**Short task:** Copy each line of the entries that contains the word "infrastructure".

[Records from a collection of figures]
=-=-=

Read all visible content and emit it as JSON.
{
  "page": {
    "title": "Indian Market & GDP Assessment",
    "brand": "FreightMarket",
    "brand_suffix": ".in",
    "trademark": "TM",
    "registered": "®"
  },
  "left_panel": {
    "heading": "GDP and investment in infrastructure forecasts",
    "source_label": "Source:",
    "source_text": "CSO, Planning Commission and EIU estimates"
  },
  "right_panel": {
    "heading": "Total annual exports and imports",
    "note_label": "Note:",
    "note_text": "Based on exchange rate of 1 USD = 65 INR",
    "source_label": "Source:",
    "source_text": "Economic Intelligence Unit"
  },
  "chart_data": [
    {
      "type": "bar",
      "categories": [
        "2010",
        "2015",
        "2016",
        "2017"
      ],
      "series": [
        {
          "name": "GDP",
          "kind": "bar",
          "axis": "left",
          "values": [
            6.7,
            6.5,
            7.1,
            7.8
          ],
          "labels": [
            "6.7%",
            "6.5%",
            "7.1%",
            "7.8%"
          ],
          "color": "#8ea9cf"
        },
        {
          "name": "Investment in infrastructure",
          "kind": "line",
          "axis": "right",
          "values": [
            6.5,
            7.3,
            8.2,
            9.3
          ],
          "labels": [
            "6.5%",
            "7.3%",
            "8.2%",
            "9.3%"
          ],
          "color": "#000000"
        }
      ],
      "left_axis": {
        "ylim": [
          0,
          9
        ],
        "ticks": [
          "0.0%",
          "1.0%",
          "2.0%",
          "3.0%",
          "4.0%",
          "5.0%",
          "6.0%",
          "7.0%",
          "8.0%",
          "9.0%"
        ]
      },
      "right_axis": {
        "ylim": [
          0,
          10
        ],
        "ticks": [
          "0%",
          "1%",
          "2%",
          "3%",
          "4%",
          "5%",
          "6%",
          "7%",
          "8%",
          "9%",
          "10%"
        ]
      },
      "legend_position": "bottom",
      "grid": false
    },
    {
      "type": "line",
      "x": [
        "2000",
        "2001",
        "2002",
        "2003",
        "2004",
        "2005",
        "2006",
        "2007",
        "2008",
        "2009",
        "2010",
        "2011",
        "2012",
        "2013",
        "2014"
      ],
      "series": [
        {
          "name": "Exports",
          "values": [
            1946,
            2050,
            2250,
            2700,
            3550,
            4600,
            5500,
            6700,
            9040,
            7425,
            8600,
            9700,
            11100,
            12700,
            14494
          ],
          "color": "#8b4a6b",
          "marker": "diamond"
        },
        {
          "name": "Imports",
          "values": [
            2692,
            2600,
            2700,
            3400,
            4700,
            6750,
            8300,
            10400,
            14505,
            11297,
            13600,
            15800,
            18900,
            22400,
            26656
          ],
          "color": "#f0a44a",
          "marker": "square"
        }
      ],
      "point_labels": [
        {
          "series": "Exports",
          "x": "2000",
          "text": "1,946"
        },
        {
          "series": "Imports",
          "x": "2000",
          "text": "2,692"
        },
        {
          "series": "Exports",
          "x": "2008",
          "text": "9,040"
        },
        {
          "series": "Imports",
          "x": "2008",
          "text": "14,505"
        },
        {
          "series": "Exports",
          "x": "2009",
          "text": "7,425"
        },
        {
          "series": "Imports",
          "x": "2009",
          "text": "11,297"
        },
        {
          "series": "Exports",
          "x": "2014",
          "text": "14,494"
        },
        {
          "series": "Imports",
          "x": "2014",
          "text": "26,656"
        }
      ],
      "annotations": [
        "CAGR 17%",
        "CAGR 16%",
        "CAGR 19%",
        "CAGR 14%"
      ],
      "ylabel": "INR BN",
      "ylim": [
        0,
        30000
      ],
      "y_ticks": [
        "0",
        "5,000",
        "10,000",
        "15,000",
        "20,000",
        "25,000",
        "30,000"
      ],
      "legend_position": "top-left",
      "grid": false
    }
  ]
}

=-=-=

**Response:**
    "heading": "GDP and investment in infrastructure forecasts",
          "name": "Investment in infrastructure",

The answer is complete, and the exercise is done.